Task prompt:
Can you transcribe every record below exactly as it appears?

Given records:
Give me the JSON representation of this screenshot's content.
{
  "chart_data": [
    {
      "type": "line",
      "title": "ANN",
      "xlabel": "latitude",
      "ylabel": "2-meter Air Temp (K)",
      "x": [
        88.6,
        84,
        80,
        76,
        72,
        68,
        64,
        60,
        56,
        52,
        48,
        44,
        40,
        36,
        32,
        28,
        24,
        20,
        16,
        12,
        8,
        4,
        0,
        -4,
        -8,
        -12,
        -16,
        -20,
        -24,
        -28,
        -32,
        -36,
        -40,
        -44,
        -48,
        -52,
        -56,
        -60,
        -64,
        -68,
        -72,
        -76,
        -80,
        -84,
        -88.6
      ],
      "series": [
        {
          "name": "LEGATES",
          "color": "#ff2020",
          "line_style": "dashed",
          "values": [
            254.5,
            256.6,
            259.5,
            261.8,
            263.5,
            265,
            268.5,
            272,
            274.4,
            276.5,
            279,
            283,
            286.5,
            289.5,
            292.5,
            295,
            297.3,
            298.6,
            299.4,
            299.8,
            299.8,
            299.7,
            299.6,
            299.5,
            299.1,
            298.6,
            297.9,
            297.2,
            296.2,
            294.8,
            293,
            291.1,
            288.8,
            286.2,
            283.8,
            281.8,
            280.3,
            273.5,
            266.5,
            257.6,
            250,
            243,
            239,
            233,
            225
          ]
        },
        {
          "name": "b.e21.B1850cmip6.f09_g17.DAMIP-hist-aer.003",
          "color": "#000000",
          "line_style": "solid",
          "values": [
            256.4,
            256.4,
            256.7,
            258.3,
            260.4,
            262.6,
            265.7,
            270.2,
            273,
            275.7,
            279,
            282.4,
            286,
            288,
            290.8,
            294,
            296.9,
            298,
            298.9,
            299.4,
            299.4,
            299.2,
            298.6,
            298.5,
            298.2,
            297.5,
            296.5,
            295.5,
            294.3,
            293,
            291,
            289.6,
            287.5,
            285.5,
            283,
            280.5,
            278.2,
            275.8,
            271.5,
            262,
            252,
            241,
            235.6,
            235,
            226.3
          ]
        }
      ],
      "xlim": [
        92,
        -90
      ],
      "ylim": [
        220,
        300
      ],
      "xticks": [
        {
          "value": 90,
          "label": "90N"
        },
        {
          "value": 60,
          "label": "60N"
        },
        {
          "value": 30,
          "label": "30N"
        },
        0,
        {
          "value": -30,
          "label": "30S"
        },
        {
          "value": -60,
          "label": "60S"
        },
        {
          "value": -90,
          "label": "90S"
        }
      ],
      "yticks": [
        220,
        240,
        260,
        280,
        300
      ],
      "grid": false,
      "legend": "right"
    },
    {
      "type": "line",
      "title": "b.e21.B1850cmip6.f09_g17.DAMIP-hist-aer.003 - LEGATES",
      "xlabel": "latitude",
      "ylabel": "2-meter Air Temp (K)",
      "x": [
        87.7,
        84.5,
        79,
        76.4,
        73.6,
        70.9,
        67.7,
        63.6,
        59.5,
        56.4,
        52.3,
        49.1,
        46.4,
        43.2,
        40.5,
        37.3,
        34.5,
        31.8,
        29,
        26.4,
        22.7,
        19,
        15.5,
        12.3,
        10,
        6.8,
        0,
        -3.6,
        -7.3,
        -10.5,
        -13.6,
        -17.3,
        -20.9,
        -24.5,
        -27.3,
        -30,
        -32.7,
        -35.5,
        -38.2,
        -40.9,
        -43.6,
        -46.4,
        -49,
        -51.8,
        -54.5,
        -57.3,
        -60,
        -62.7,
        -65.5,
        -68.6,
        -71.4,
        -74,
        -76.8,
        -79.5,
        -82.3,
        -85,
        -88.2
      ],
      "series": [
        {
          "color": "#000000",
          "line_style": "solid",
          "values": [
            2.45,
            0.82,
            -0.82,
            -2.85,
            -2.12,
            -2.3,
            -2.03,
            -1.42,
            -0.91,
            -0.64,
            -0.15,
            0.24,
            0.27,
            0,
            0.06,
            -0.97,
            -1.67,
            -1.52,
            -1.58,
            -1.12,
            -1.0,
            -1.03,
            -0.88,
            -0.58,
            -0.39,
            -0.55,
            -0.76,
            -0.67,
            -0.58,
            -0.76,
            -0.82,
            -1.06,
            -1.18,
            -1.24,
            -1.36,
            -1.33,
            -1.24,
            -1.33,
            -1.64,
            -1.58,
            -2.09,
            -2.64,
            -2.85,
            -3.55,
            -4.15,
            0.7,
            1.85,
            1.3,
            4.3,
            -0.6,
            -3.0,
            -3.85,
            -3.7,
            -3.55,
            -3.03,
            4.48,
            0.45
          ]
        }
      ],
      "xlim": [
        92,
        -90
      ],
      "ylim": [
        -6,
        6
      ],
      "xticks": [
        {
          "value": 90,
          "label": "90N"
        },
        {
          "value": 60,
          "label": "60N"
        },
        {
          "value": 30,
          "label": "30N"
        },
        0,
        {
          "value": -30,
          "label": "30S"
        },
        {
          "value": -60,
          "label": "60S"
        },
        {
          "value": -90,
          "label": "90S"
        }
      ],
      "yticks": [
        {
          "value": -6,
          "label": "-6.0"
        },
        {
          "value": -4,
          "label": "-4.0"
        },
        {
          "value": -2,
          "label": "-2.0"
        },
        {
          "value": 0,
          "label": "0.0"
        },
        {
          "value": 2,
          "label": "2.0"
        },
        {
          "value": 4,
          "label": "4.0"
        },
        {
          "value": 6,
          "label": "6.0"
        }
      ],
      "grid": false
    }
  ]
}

Response to this task:
Give me the JSON representation of this screenshot's content.
{
  "chart_data": [
    {
      "type": "line",
      "title": "ANN",
      "xlabel": "latitude",
      "ylabel": "2-meter Air Temp (K)",
      "x": [
        88.6,
        84,
        80,
        76,
        72,
        68,
        64,
        60,
        56,
        52,
        48,
        44,
        40,
        36,
        32,
        28,
        24,
        20,
        16,
        12,
        8,
        4,
        0,
        -4,
        -8,
        -12,
        -16,
        -20,
        -24,
        -28,
        -32,
        -36,
        -40,
        -44,
        -48,
        -52,
        -56,
        -60,
        -64,
        -68,
        -72,
        -76,
        -80,
        -84,
        -88.6
      ],
      "series": [
        {
          "name": "LEGATES",
          "color": "#ff2020",
          "line_style": "dashed",
          "values": [
            254.5,
            256.6,
            259.5,
            261.8,
            263.5,
            265,
            268.5,
            272,
            274.4,
            276.5,
            279,
            283,
            286.5,
            289.5,
            292.5,
            295,
            297.3,
            298.6,
            299.4,
            299.8,
            299.8,
            299.7,
            299.6,
            299.5,
            299.1,
            298.6,
            297.9,
            297.2,
            296.2,
            294.8,
            293,
            291.1,
            288.8,
            286.2,
            283.8,
            281.8,
            280.3,
            273.5,
            266.5,
            257.6,
            250,
            243,
            239,
            233,
            225
          ]
        },
        {
          "name": "b.e21.B1850cmip6.f09_g17.DAMIP-hist-aer.003",
          "color": "#000000",
          "line_style": "solid",
          "values": [
            256.4,
            256.4,
            256.7,
            258.3,
            260.4,
            262.6,
            265.7,
            270.2,
            273,
            275.7,
            279,
            282.4,
            286,
            288,
            290.8,
            294,
            296.9,
            298,
            298.9,
            299.4,
            299.4,
            299.2,
            298.6,
            298.5,
            298.2,
            297.5,
            296.5,
            295.5,
            294.3,
            293,
            291,
            289.6,
            287.5,
            285.5,
            283,
            280.5,
            278.2,
            275.8,
            271.5,
            262,
            252,
            241,
            235.6,
            235,
            226.3
          ]
        }
      ],
      "xlim": [
        92,
        -90
      ],
      "ylim": [
        220,
        300
      ],
      "xticks": [
        {
          "value": 90,
          "label": "90N"
        },
        {
          "value": 60,
          "label": "60N"
        },
        {
          "value": 30,
          "label": "30N"
        },
        0,
        {
          "value": -30,
          "label": "30S"
        },
        {
          "value": -60,
          "label": "60S"
        },
        {
          "value": -90,
          "label": "90S"
        }
      ],
      "yticks": [
        220,
        240,
        260,
        280,
        300
      ],
      "grid": false,
      "legend": "right"
    },
    {
      "type": "line",
      "title": "b.e21.B1850cmip6.f09_g17.DAMIP-hist-aer.003 - LEGATES",
      "xlabel": "latitude",
      "ylabel": "2-meter Air Temp (K)",
      "x": [
        87.7,
        84.5,
        79,
        76.4,
        73.6,
        70.9,
        67.7,
        63.6,
        59.5,
        56.4,
        52.3,
        49.1,
        46.4,
        43.2,
        40.5,
        37.3,
        34.5,
        31.8,
        29,
        26.4,
        22.7,
        19,
        15.5,
        12.3,
        10,
        6.8,
        0,
        -3.6,
        -7.3,
        -10.5,
        -13.6,
        -17.3,
        -20.9,
        -24.5,
        -27.3,
        -30,
        -32.7,
        -35.5,
        -38.2,
        -40.9,
        -43.6,
        -46.4,
        -49,
        -51.8,
        -54.5,
        -57.3,
        -60,
        -62.7,
        -65.5,
        -68.6,
        -71.4,
        -74,
        -76.8,
        -79.5,
        -82.3,
        -85,
        -88.2
      ],
      "series": [
        {
          "color": "#000000",
          "line_style": "solid",
          "values": [
            2.45,
            0.82,
            -0.82,
            -2.85,
            -2.12,
            -2.3,
            -2.03,
            -1.42,
            -0.91,
            -0.64,
            -0.15,
            0.24,
            0.27,
            0,
            0.06,
            -0.97,
            -1.67,
            -1.52,
            -1.58,
            -1.12,
            -1.0,
            -1.03,
            -0.88,
            -0.58,
            -0.39,
            -0.55,
            -0.76,
            -0.67,
            -0.58,
            -0.76,
            -0.82,
            -1.06,
            -1.18,
            -1.24,
            -1.36,
            -1.33,
            -1.24,
            -1.33,
            -1.64,
            -1.58,
            -2.09,
            -2.64,
            -2.85,
            -3.55,
            -4.15,
            0.7,
            1.85,
            1.3,
            4.3,
            -0.6,
            -3.0,
            -3.85,
            -3.7,
            -3.55,
            -3.03,
            4.48,
            0.45
          ]
        }
      ],
      "xlim": [
        92,
        -90
      ],
      "ylim": [
        -6,
        6
      ],
      "xticks": [
        {
          "value": 90,
          "label": "90N"
        },
        {
          "value": 60,
          "label": "60N"
        },
        {
          "value": 30,
          "label": "30N"
        },
        0,
        {
          "value": -30,
          "label": "30S"
        },
        {
          "value": -60,
          "label": "60S"
        },
        {
          "value": -90,
          "label": "90S"
        }
      ],
      "yticks": [
        {
          "value": -6,
          "label": "-6.0"
        },
        {
          "value": -4,
          "label": "-4.0"
        },
        {
          "value": -2,
          "label": "-2.0"
        },
        {
          "value": 0,
          "label": "0.0"
        },
        {
          "value": 2,
          "label": "2.0"
        },
        {
          "value": 4,
          "label": "4.0"
        },
        {
          "value": 6,
          "label": "6.0"
        }
      ],
      "grid": false
    }
  ]
}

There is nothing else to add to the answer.